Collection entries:

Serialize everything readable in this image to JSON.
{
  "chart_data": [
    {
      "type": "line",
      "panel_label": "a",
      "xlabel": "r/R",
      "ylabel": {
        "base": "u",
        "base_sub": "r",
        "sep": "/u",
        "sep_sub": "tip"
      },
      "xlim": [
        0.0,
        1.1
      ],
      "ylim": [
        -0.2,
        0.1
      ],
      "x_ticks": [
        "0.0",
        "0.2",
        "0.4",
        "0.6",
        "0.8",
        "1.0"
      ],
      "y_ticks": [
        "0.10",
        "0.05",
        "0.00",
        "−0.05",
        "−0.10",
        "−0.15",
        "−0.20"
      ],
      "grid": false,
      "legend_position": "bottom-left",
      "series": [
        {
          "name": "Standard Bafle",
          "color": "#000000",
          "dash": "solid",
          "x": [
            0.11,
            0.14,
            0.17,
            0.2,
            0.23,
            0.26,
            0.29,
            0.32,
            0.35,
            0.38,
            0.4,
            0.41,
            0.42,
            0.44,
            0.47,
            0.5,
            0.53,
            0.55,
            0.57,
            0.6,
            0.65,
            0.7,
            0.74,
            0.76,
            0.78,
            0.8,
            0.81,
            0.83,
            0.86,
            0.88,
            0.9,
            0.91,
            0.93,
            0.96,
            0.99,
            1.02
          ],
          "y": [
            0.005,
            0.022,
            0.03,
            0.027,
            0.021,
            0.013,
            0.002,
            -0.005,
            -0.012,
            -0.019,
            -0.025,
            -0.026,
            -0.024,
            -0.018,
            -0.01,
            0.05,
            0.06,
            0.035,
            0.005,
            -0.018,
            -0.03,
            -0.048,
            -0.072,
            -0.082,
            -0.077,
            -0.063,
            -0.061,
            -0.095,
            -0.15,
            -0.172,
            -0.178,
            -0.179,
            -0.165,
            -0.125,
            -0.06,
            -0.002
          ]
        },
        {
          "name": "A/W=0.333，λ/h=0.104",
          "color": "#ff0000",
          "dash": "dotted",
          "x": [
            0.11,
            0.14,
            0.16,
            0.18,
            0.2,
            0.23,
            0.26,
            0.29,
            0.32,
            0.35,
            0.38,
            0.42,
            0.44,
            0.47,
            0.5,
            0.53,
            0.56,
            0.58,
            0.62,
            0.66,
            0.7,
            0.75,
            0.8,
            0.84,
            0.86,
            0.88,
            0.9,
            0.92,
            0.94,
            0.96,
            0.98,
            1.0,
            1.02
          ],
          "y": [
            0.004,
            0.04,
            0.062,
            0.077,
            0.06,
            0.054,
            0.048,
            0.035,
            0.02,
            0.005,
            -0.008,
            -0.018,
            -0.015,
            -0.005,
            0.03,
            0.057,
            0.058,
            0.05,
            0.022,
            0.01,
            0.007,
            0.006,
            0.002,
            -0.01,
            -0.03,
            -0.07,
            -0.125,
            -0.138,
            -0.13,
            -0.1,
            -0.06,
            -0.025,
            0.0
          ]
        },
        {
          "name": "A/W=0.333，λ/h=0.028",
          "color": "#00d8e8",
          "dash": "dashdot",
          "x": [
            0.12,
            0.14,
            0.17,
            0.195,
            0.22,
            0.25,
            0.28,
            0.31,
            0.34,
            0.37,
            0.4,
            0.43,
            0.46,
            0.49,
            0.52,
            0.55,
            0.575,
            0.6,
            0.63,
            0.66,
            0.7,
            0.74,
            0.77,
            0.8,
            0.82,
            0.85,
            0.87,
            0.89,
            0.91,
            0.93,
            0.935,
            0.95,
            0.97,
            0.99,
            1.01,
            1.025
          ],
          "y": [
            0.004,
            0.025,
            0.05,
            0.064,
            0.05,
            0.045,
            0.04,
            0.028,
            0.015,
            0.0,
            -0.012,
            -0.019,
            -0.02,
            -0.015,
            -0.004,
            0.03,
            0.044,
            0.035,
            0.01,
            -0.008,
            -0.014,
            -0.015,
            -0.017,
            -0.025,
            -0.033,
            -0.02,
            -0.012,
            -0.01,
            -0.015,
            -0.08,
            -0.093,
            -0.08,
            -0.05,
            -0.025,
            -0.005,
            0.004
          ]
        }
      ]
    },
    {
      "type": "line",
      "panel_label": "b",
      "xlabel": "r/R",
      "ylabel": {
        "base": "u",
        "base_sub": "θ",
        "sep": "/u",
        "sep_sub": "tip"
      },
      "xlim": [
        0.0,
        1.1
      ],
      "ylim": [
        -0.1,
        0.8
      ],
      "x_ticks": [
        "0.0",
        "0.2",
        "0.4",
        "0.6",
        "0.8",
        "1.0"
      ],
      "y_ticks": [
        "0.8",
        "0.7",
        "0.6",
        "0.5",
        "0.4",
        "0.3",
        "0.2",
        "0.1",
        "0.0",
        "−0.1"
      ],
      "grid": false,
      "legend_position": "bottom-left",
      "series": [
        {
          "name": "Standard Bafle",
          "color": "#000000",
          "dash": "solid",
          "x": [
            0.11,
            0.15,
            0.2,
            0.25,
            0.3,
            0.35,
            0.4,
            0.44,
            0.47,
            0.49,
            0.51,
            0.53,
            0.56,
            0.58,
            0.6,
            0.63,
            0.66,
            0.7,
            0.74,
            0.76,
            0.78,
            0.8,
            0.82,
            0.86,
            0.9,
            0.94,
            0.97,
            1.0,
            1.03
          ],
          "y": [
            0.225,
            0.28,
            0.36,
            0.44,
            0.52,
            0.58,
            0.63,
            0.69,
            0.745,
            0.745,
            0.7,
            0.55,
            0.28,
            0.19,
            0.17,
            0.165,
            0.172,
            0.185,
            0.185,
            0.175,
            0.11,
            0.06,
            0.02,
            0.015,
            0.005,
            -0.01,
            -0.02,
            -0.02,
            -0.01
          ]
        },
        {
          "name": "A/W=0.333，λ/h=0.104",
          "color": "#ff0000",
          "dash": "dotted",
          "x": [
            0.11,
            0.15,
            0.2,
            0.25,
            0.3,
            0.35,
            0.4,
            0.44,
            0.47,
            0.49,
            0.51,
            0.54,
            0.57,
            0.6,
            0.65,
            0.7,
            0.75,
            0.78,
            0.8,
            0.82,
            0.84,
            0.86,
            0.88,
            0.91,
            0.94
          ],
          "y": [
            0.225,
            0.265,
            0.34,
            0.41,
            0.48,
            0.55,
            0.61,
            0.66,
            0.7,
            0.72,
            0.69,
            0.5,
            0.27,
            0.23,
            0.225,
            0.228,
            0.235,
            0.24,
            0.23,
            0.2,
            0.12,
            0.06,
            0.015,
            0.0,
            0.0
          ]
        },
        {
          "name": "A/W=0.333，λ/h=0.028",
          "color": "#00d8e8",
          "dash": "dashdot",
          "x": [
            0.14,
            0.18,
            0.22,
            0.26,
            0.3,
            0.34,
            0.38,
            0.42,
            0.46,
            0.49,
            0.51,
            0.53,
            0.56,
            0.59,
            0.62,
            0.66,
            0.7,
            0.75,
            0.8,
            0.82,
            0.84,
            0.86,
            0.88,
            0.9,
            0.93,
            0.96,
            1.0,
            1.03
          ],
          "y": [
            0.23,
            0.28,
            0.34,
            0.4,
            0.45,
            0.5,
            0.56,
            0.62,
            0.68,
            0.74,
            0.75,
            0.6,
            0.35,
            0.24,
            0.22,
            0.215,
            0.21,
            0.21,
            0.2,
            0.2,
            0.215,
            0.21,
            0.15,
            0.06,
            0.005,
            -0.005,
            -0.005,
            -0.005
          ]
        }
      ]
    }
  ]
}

EXERCISE PROMPT: Your task is to reproduce the whole listing exactly.

RESULT:
Serialize everything readable in this image to JSON.
{
  "chart_data": [
    {
      "type": "line",
      "panel_label": "a",
      "xlabel": "r/R",
      "ylabel": {
        "base": "u",
        "base_sub": "r",
        "sep": "/u",
        "sep_sub": "tip"
      },
      "xlim": [
        0.0,
        1.1
      ],
      "ylim": [
        -0.2,
        0.1
      ],
      "x_ticks": [
        "0.0",
        "0.2",
        "0.4",
        "0.6",
        "0.8",
        "1.0"
      ],
      "y_ticks": [
        "0.10",
        "0.05",
        "0.00",
        "−0.05",
        "−0.10",
        "−0.15",
        "−0.20"
      ],
      "grid": false,
      "legend_position": "bottom-left",
      "series": [
        {
          "name": "Standard Bafle",
          "color": "#000000",
          "dash": "solid",
          "x": [
            0.11,
            0.14,
            0.17,
            0.2,
            0.23,
            0.26,
            0.29,
            0.32,
            0.35,
            0.38,
            0.4,
            0.41,
            0.42,
            0.44,
            0.47,
            0.5,
            0.53,
            0.55,
            0.57,
            0.6,
            0.65,
            0.7,
            0.74,
            0.76,
            0.78,
            0.8,
            0.81,
            0.83,
            0.86,
            0.88,
            0.9,
            0.91,
            0.93,
            0.96,
            0.99,
            1.02
          ],
          "y": [
            0.005,
            0.022,
            0.03,
            0.027,
            0.021,
            0.013,
            0.002,
            -0.005,
            -0.012,
            -0.019,
            -0.025,
            -0.026,
            -0.024,
            -0.018,
            -0.01,
            0.05,
            0.06,
            0.035,
            0.005,
            -0.018,
            -0.03,
            -0.048,
            -0.072,
            -0.082,
            -0.077,
            -0.063,
            -0.061,
            -0.095,
            -0.15,
            -0.172,
            -0.178,
            -0.179,
            -0.165,
            -0.125,
            -0.06,
            -0.002
          ]
        },
        {
          "name": "A/W=0.333，λ/h=0.104",
          "color": "#ff0000",
          "dash": "dotted",
          "x": [
            0.11,
            0.14,
            0.16,
            0.18,
            0.2,
            0.23,
            0.26,
            0.29,
            0.32,
            0.35,
            0.38,
            0.42,
            0.44,
            0.47,
            0.5,
            0.53,
            0.56,
            0.58,
            0.62,
            0.66,
            0.7,
            0.75,
            0.8,
            0.84,
            0.86,
            0.88,
            0.9,
            0.92,
            0.94,
            0.96,
            0.98,
            1.0,
            1.02
          ],
          "y": [
            0.004,
            0.04,
            0.062,
            0.077,
            0.06,
            0.054,
            0.048,
            0.035,
            0.02,
            0.005,
            -0.008,
            -0.018,
            -0.015,
            -0.005,
            0.03,
            0.057,
            0.058,
            0.05,
            0.022,
            0.01,
            0.007,
            0.006,
            0.002,
            -0.01,
            -0.03,
            -0.07,
            -0.125,
            -0.138,
            -0.13,
            -0.1,
            -0.06,
            -0.025,
            0.0
          ]
        },
        {
          "name": "A/W=0.333，λ/h=0.028",
          "color": "#00d8e8",
          "dash": "dashdot",
          "x": [
            0.12,
            0.14,
            0.17,
            0.195,
            0.22,
            0.25,
            0.28,
            0.31,
            0.34,
            0.37,
            0.4,
            0.43,
            0.46,
            0.49,
            0.52,
            0.55,
            0.575,
            0.6,
            0.63,
            0.66,
            0.7,
            0.74,
            0.77,
            0.8,
            0.82,
            0.85,
            0.87,
            0.89,
            0.91,
            0.93,
            0.935,
            0.95,
            0.97,
            0.99,
            1.01,
            1.025
          ],
          "y": [
            0.004,
            0.025,
            0.05,
            0.064,
            0.05,
            0.045,
            0.04,
            0.028,
            0.015,
            0.0,
            -0.012,
            -0.019,
            -0.02,
            -0.015,
            -0.004,
            0.03,
            0.044,
            0.035,
            0.01,
            -0.008,
            -0.014,
            -0.015,
            -0.017,
            -0.025,
            -0.033,
            -0.02,
            -0.012,
            -0.01,
            -0.015,
            -0.08,
            -0.093,
            -0.08,
            -0.05,
            -0.025,
            -0.005,
            0.004
          ]
        }
      ]
    },
    {
      "type": "line",
      "panel_label": "b",
      "xlabel": "r/R",
      "ylabel": {
        "base": "u",
        "base_sub": "θ",
        "sep": "/u",
        "sep_sub": "tip"
      },
      "xlim": [
        0.0,
        1.1
      ],
      "ylim": [
        -0.1,
        0.8
      ],
      "x_ticks": [
        "0.0",
        "0.2",
        "0.4",
        "0.6",
        "0.8",
        "1.0"
      ],
      "y_ticks": [
        "0.8",
        "0.7",
        "0.6",
        "0.5",
        "0.4",
        "0.3",
        "0.2",
        "0.1",
        "0.0",
        "−0.1"
      ],
      "grid": false,
      "legend_position": "bottom-left",
      "series": [
        {
          "name": "Standard Bafle",
          "color": "#000000",
          "dash": "solid",
          "x": [
            0.11,
            0.15,
            0.2,
            0.25,
            0.3,
            0.35,
            0.4,
            0.44,
            0.47,
            0.49,
            0.51,
            0.53,
            0.56,
            0.58,
            0.6,
            0.63,
            0.66,
            0.7,
            0.74,
            0.76,
            0.78,
            0.8,
            0.82,
            0.86,
            0.9,
            0.94,
            0.97,
            1.0,
            1.03
          ],
          "y": [
            0.225,
            0.28,
            0.36,
            0.44,
            0.52,
            0.58,
            0.63,
            0.69,
            0.745,
            0.745,
            0.7,
            0.55,
            0.28,
            0.19,
            0.17,
            0.165,
            0.172,
            0.185,
            0.185,
            0.175,
            0.11,
            0.06,
            0.02,
            0.015,
            0.005,
            -0.01,
            -0.02,
            -0.02,
            -0.01
          ]
        },
        {
          "name": "A/W=0.333，λ/h=0.104",
          "color": "#ff0000",
          "dash": "dotted",
          "x": [
            0.11,
            0.15,
            0.2,
            0.25,
            0.3,
            0.35,
            0.4,
            0.44,
            0.47,
            0.49,
            0.51,
            0.54,
            0.57,
            0.6,
            0.65,
            0.7,
            0.75,
            0.78,
            0.8,
            0.82,
            0.84,
            0.86,
            0.88,
            0.91,
            0.94
          ],
          "y": [
            0.225,
            0.265,
            0.34,
            0.41,
            0.48,
            0.55,
            0.61,
            0.66,
            0.7,
            0.72,
            0.69,
            0.5,
            0.27,
            0.23,
            0.225,
            0.228,
            0.235,
            0.24,
            0.23,
            0.2,
            0.12,
            0.06,
            0.015,
            0.0,
            0.0
          ]
        },
        {
          "name": "A/W=0.333，λ/h=0.028",
          "color": "#00d8e8",
          "dash": "dashdot",
          "x": [
            0.14,
            0.18,
            0.22,
            0.26,
            0.3,
            0.34,
            0.38,
            0.42,
            0.46,
            0.49,
            0.51,
            0.53,
            0.56,
            0.59,
            0.62,
            0.66,
            0.7,
            0.75,
            0.8,
            0.82,
            0.84,
            0.86,
            0.88,
            0.9,
            0.93,
            0.96,
            1.0,
            1.03
          ],
          "y": [
            0.23,
            0.28,
            0.34,
            0.4,
            0.45,
            0.5,
            0.56,
            0.62,
            0.68,
            0.74,
            0.75,
            0.6,
            0.35,
            0.24,
            0.22,
            0.215,
            0.21,
            0.21,
            0.2,
            0.2,
            0.215,
            0.21,
            0.15,
            0.06,
            0.005,
            -0.005,
            -0.005,
            -0.005
          ]
        }
      ]
    }
  ]
}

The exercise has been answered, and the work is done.